Write out the records again, exactly, leaving none out.

***** TASK MATERIAL

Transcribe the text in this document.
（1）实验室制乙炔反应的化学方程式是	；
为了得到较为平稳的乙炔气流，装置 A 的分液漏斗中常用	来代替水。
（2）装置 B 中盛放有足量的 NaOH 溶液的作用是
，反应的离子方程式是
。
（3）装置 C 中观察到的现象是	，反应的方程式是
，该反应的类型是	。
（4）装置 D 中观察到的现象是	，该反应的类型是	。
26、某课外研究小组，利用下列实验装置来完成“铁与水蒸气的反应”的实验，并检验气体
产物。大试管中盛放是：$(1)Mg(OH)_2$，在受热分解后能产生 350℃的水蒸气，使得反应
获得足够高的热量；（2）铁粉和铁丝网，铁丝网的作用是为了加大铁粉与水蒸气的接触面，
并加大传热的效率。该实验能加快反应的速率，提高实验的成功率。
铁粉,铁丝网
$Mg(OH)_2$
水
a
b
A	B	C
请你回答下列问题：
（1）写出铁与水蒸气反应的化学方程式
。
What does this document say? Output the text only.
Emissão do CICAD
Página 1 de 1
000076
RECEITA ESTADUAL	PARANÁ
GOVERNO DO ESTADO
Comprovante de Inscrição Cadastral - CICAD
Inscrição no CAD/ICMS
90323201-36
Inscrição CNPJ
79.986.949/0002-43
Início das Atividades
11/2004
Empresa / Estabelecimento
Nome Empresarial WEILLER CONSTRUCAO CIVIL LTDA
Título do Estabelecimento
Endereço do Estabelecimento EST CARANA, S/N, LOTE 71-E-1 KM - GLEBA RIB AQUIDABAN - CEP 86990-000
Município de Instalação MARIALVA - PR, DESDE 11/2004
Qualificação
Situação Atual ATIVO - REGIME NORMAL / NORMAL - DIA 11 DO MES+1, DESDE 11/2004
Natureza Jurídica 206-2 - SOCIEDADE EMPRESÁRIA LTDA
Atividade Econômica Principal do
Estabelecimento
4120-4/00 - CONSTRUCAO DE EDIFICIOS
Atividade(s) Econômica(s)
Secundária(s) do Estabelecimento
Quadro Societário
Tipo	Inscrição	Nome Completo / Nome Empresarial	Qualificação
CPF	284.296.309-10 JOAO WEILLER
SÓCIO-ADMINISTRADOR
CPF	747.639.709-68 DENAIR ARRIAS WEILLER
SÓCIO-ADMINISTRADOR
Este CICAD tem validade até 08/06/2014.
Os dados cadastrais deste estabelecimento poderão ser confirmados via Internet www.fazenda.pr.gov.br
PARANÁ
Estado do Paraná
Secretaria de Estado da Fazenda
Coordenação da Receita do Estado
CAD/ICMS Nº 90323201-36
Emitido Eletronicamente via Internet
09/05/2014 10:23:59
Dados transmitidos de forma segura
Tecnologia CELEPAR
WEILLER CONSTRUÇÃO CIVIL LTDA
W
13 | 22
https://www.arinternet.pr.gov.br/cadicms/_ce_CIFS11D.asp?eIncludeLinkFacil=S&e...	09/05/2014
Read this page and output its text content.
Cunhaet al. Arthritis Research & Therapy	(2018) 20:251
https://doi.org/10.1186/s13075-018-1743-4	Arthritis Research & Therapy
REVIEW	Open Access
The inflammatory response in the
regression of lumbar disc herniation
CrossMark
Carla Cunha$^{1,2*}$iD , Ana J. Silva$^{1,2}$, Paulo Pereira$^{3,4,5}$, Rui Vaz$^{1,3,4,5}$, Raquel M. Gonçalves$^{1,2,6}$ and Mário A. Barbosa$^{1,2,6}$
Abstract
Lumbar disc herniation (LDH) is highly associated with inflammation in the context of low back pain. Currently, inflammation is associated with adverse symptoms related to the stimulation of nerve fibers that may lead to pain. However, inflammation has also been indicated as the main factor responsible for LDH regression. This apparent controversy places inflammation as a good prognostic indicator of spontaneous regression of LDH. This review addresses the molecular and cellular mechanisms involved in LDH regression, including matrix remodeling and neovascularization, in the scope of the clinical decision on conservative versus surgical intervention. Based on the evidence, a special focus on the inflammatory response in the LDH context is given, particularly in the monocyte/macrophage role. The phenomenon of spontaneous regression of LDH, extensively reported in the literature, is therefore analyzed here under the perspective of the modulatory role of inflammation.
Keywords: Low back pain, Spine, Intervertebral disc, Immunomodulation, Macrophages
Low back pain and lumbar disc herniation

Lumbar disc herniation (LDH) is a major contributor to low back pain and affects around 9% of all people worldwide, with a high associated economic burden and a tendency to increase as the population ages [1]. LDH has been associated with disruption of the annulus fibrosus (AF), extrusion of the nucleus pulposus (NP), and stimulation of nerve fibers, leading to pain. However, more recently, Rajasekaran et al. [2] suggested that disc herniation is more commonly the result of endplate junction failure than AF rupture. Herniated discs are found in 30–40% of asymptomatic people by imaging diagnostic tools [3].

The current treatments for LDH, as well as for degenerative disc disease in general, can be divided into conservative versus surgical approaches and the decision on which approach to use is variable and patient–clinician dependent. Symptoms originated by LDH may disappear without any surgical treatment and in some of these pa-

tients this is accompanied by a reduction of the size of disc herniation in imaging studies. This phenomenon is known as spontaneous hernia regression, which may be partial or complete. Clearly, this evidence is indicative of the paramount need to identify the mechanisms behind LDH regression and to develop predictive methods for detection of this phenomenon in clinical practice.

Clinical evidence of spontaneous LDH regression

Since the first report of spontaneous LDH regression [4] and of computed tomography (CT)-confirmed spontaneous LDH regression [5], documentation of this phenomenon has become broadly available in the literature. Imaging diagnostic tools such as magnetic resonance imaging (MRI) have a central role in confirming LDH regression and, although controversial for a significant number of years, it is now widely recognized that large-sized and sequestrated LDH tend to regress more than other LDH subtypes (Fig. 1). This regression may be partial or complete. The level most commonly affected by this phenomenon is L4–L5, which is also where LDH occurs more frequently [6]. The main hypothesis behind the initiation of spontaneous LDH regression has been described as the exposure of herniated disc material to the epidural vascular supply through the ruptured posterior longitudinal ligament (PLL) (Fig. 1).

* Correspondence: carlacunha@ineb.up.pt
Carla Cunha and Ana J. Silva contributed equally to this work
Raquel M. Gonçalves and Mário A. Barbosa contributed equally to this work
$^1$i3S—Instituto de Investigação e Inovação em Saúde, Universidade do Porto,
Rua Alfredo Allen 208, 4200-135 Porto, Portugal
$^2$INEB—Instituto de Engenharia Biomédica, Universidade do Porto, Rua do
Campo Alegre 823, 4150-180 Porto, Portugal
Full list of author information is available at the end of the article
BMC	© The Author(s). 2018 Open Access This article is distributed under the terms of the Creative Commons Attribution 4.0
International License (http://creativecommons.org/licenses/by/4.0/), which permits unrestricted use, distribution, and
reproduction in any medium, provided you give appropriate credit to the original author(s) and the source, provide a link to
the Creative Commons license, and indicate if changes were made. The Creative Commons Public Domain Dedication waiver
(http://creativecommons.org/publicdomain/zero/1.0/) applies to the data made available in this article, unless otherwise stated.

**********

§ OUTPUT FOR THIS EXERCISE
Transcribe the text in this document.
（1）实验室制乙炔反应的化学方程式是	；
为了得到较为平稳的乙炔气流，装置 A 的分液漏斗中常用	来代替水。
（2）装置 B 中盛放有足量的 NaOH 溶液的作用是
，反应的离子方程式是
。
（3）装置 C 中观察到的现象是	，反应的方程式是
，该反应的类型是	。
（4）装置 D 中观察到的现象是	，该反应的类型是	。
26、某课外研究小组，利用下列实验装置来完成“铁与水蒸气的反应”的实验，并检验气体
产物。大试管中盛放是：$(1)Mg(OH)_2$，在受热分解后能产生 350℃的水蒸气，使得反应
获得足够高的热量；（2）铁粉和铁丝网，铁丝网的作用是为了加大铁粉与水蒸气的接触面，
并加大传热的效率。该实验能加快反应的速率，提高实验的成功率。
铁粉,铁丝网
$Mg(OH)_2$
水
a
b
A	B	C
请你回答下列问题：
（1）写出铁与水蒸气反应的化学方程式
。
What does this document say? Output the text only.
Emissão do CICAD
Página 1 de 1
000076
RECEITA ESTADUAL	PARANÁ
GOVERNO DO ESTADO
Comprovante de Inscrição Cadastral - CICAD
Inscrição no CAD/ICMS
90323201-36
Inscrição CNPJ
79.986.949/0002-43
Início das Atividades
11/2004
Empresa / Estabelecimento
Nome Empresarial WEILLER CONSTRUCAO CIVIL LTDA
Título do Estabelecimento
Endereço do Estabelecimento EST CARANA, S/N, LOTE 71-E-1 KM - GLEBA RIB AQUIDABAN - CEP 86990-000
Município de Instalação MARIALVA - PR, DESDE 11/2004
Qualificação
Situação Atual ATIVO - REGIME NORMAL / NORMAL - DIA 11 DO MES+1, DESDE 11/2004
Natureza Jurídica 206-2 - SOCIEDADE EMPRESÁRIA LTDA
Atividade Econômica Principal do
Estabelecimento
4120-4/00 - CONSTRUCAO DE EDIFICIOS
Atividade(s) Econômica(s)
Secundária(s) do Estabelecimento
Quadro Societário
Tipo	Inscrição	Nome Completo / Nome Empresarial	Qualificação
CPF	284.296.309-10 JOAO WEILLER
SÓCIO-ADMINISTRADOR
CPF	747.639.709-68 DENAIR ARRIAS WEILLER
SÓCIO-ADMINISTRADOR
Este CICAD tem validade até 08/06/2014.
Os dados cadastrais deste estabelecimento poderão ser confirmados via Internet www.fazenda.pr.gov.br
PARANÁ
Estado do Paraná
Secretaria de Estado da Fazenda
Coordenação da Receita do Estado
CAD/ICMS Nº 90323201-36
Emitido Eletronicamente via Internet
09/05/2014 10:23:59
Dados transmitidos de forma segura
Tecnologia CELEPAR
WEILLER CONSTRUÇÃO CIVIL LTDA
W
13 | 22
https://www.arinternet.pr.gov.br/cadicms/_ce_CIFS11D.asp?eIncludeLinkFacil=S&e...	09/05/2014
Read this page and output its text content.
Cunhaet al. Arthritis Research & Therapy	(2018) 20:251
https://doi.org/10.1186/s13075-018-1743-4	Arthritis Research & Therapy
REVIEW	Open Access
The inflammatory response in the
regression of lumbar disc herniation
CrossMark
Carla Cunha$^{1,2*}$iD , Ana J. Silva$^{1,2}$, Paulo Pereira$^{3,4,5}$, Rui Vaz$^{1,3,4,5}$, Raquel M. Gonçalves$^{1,2,6}$ and Mário A. Barbosa$^{1,2,6}$
Abstract
Lumbar disc herniation (LDH) is highly associated with inflammation in the context of low back pain. Currently, inflammation is associated with adverse symptoms related to the stimulation of nerve fibers that may lead to pain. However, inflammation has also been indicated as the main factor responsible for LDH regression. This apparent controversy places inflammation as a good prognostic indicator of spontaneous regression of LDH. This review addresses the molecular and cellular mechanisms involved in LDH regression, including matrix remodeling and neovascularization, in the scope of the clinical decision on conservative versus surgical intervention. Based on the evidence, a special focus on the inflammatory response in the LDH context is given, particularly in the monocyte/macrophage role. The phenomenon of spontaneous regression of LDH, extensively reported in the literature, is therefore analyzed here under the perspective of the modulatory role of inflammation.
Keywords: Low back pain, Spine, Intervertebral disc, Immunomodulation, Macrophages
Low back pain and lumbar disc herniation

Lumbar disc herniation (LDH) is a major contributor to low back pain and affects around 9% of all people worldwide, with a high associated economic burden and a tendency to increase as the population ages [1]. LDH has been associated with disruption of the annulus fibrosus (AF), extrusion of the nucleus pulposus (NP), and stimulation of nerve fibers, leading to pain. However, more recently, Rajasekaran et al. [2] suggested that disc herniation is more commonly the result of endplate junction failure than AF rupture. Herniated discs are found in 30–40% of asymptomatic people by imaging diagnostic tools [3].

The current treatments for LDH, as well as for degenerative disc disease in general, can be divided into conservative versus surgical approaches and the decision on which approach to use is variable and patient–clinician dependent. Symptoms originated by LDH may disappear without any surgical treatment and in some of these pa-

tients this is accompanied by a reduction of the size of disc herniation in imaging studies. This phenomenon is known as spontaneous hernia regression, which may be partial or complete. Clearly, this evidence is indicative of the paramount need to identify the mechanisms behind LDH regression and to develop predictive methods for detection of this phenomenon in clinical practice.

Clinical evidence of spontaneous LDH regression

Since the first report of spontaneous LDH regression [4] and of computed tomography (CT)-confirmed spontaneous LDH regression [5], documentation of this phenomenon has become broadly available in the literature. Imaging diagnostic tools such as magnetic resonance imaging (MRI) have a central role in confirming LDH regression and, although controversial for a significant number of years, it is now widely recognized that large-sized and sequestrated LDH tend to regress more than other LDH subtypes (Fig. 1). This regression may be partial or complete. The level most commonly affected by this phenomenon is L4–L5, which is also where LDH occurs more frequently [6]. The main hypothesis behind the initiation of spontaneous LDH regression has been described as the exposure of herniated disc material to the epidural vascular supply through the ruptured posterior longitudinal ligament (PLL) (Fig. 1).

* Correspondence: carlacunha@ineb.up.pt
Carla Cunha and Ana J. Silva contributed equally to this work
Raquel M. Gonçalves and Mário A. Barbosa contributed equally to this work
$^1$i3S—Instituto de Investigação e Inovação em Saúde, Universidade do Porto,
Rua Alfredo Allen 208, 4200-135 Porto, Portugal
$^2$INEB—Instituto de Engenharia Biomédica, Universidade do Porto, Rua do
Campo Alegre 823, 4150-180 Porto, Portugal
Full list of author information is available at the end of the article
BMC	© The Author(s). 2018 Open Access This article is distributed under the terms of the Creative Commons Attribution 4.0
International License (http://creativecommons.org/licenses/by/4.0/), which permits unrestricted use, distribution, and
reproduction in any medium, provided you give appropriate credit to the original author(s) and the source, provide a link to
the Creative Commons license, and indicate if changes were made. The Creative Commons Public Domain Dedication waiver
(http://creativecommons.org/publicdomain/zero/1.0/) applies to the data made available in this article, unless otherwise stated.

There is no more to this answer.